DIFFERENCES BETWEEN GNU Parallel AND ALTERNATIVES

       See: man parallel_alternatives

BUGS

   Quoting of newline
       Because of the way newline is quoted this will not work:

         echo 1,2,3 | parallel -vkd, "echo 'a{}b'"

       However, these will all work:

         echo 1,2,3 | parallel -vkd, echo a{}b
         echo 1,2,3 | parallel -vkd, "echo 'a'{}'b'"
         echo 1,2,3 | parallel -vkd, "echo 'a'"{}"'b'"

   Speed
       Startup

       GNU parallel is slow at starting up - around 250 ms the first time and 150 ms after that.

       Job startup

       Starting a job on the local machine takes around 3-10 ms. This can be a big overhead if
       the job takes very few ms to run. Often you can group small jobs together using -X which
       will make the overhead less significant. Or you can run multiple GNU parallels as
       described in EXAMPLE: Speeding up fast jobs.

       SSH

       When using multiple computers GNU parallel opens ssh connections to them to figure out how
       many connections can be used reliably simultaneously (Namely SSHD's MaxStartups). This
       test is done for each host in serial, so if your --sshloginfile contains many hosts it may
       be slow.

       If your jobs are short you may see that there are fewer jobs running on the remote systems
       than expected. This is due to time spent logging in and out. -M may help here.

       Disk access

       A single disk can normally read data faster if it reads one file at a time instead of
       reading a lot of files in parallel, as this will avoid disk seeks. However, newer disk
       systems with multiple drives can read faster if reading from multiple files in parallel.

       If the jobs are of the form read-all-compute-all-write-all, so everything is read before
       anything is written, it may be faster to force only one disk access at the time:

         sem --id diskio cat file | compute | sem --id diskio cat > file

       If the jobs are of the form read-compute-write, so writing starts before all reading is
       done, it may be faster to force only one reader and writer at the time:

         sem --id read cat file | compute | sem --id write cat > file

       If the jobs are of the form read-compute-read-compute, it may be faster to run more jobs
       in parallel than the system has CPUs, as some of the jobs will be stuck waiting for disk
       access.

   --nice limits command length
       The current implementation of --nice is too pessimistic in the max allowed command length.
       It only uses a little more than half of what it could. This affects -X and -m. If this
       becomes a real problem for you, file a bug-report.

   Aliases and functions do not work
       If you get:

         Can't exec "command": No such file or directory

       or:

         open3: exec of by command failed

       or:

         /bin/bash: command: command not found

       it may be because command is not known, but it could also be because command is an alias
       or a function. If it is a function you need to export -f the function first or use
       env_parallel. An alias will only work if you use env_parallel.

   Database with MySQL fails randomly
       The --sql* options may fail randomly with MySQL. This problem does not exist with
       PostgreSQL.

REPORTING BUGS

       Report bugs to <parallel@gnu.org> or
       https://savannah.gnu.org/bugs/?func=additem&group=parallel

       When you write your report, please keep in mind, that you must give the reader enough
       information to be able to run exactly what you run. So you need to include all data and
       programs that you use to show the problem.

_TASK ITEM 1_
In the GNU parallel man page excerpt, rewrite the passage from "GNU parallel is" up to and including "up fast jobs.", putting "cost" in place of "overhead".
_TASK ITEM 2_
According to the GNU parallel man page excerpt, how long does starting a job on the local machine take?
_TASK ITEM 3_
Extend the GNU parallel man page excerpt, beginning after its final sentence.

_DATA FOR REVIEW_
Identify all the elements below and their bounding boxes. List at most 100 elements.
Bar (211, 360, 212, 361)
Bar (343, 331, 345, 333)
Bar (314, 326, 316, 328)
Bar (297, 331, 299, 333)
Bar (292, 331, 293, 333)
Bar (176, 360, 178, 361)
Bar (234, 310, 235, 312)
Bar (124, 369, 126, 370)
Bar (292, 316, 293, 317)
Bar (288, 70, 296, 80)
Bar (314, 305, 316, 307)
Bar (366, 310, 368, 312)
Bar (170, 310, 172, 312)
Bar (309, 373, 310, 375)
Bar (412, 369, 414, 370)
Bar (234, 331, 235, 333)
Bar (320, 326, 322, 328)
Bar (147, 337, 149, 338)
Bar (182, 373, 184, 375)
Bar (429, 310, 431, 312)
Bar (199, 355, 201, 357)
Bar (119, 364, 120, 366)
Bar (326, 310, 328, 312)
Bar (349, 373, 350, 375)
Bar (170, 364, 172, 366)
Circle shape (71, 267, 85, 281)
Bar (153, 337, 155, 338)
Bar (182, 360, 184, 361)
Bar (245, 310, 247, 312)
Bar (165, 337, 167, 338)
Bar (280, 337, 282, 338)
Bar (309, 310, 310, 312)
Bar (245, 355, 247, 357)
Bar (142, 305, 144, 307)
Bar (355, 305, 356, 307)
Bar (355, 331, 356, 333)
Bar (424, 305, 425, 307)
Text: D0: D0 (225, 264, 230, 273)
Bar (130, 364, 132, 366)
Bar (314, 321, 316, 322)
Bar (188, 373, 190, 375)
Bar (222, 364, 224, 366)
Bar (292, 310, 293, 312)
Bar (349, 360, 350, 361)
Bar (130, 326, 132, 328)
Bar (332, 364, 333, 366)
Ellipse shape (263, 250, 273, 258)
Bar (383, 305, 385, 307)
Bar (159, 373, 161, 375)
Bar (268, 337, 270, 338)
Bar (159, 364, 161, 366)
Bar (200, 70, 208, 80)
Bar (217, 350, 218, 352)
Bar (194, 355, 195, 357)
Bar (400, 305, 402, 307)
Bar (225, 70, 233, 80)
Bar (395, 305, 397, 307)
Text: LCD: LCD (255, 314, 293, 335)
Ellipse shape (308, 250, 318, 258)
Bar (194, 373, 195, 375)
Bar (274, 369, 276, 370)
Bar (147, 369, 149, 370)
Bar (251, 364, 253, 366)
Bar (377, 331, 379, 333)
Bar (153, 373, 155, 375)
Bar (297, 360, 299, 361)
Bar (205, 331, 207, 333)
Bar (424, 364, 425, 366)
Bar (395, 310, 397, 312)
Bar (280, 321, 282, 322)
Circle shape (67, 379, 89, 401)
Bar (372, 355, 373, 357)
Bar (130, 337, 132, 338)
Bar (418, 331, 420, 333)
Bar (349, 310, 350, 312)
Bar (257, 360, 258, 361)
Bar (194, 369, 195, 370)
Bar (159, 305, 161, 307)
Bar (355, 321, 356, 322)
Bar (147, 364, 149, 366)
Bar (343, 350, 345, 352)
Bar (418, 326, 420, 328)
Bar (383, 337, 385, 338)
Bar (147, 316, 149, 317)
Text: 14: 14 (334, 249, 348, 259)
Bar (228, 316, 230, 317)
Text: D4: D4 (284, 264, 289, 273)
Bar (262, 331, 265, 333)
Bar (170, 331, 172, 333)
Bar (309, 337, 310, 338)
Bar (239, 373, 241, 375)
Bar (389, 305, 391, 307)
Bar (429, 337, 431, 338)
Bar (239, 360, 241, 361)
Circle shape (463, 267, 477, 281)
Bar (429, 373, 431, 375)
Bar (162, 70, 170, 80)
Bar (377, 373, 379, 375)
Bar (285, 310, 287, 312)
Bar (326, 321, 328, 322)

_TASK OUTPUT 1_
GNU parallel is slow at starting up - around 250 ms the first time and 150 ms after that.

       Job startup

       Starting a job on the local machine takes around 3-10 ms. This can be a big cost if
       the job takes very few ms to run. Often you can group small jobs together using -X which
       will make the cost less significant. Or you can run multiple GNU parallels as
       described in EXAMPLE: Speeding up fast jobs.

_TASK OUTPUT 2_
Around 3-10 ms.

_TASK OUTPUT 3_
       See a perfect bug report on
       https://lists.gnu.org/archive/html/bug-parallel/2015-01/msg00000.html

       Your bug report should always include:

       • The error message you get (if any). If the error message is not from GNU parallel you
         need to show why you think GNU parallel caused this.

       • The complete output of parallel --version. If you are not running the latest released
         version (see https://ftp.gnu.org/gnu/parallel/) you should specify why you believe the
         problem is not fixed in that version.

       • A minimal, complete, and verifiable example (See description on
         https://stackoverflow.com/help/mcve).

         It should be a complete example that others can run which shows the problem including
         all files needed to run the example. This should preferably be small and simple, so try
         to remove as many options as possible.

         A combination of yes, seq, cat, echo, wc, and sleep can reproduce most errors.

         If your example requires large files, see if you can make them with something like seq
         100000000 > bigfile or yes | head -n 1000000000 > file. If you need multiple columns:
         paste <(seq 1000) <(seq 1000 1999)

         If your example requires remote execution, see if you can use localhost - maybe using
         another login.

         If you have access to a different system (maybe a VirtualBox on your own machine), test
         if your MCVE shows the problem on that system. If it does not, read below.

       • The output of your example. If your problem is not easily reproduced by others, the
         output might help them figure out the problem.

       • Whether you have watched the intro videos
         (https://www.youtube.com/playlist?list=PL284C9FF2488BC6D1), walked through the tutorial
         (man parallel_tutorial), and read the EXAMPLE section in the man page (man parallel -
         search for EXAMPLE:).

   Bug dependent on environment
       If you suspect the error is dependent on your environment or distribution, please see if
       you can reproduce the error on one of these VirtualBox images:
       https://sourceforge.net/projects/virtualboximage/files/
       https://www.osboxes.org/virtualbox-images/

       Specifying the name of your distribution is not enough as you may have installed software
       that is not in the VirtualBox images.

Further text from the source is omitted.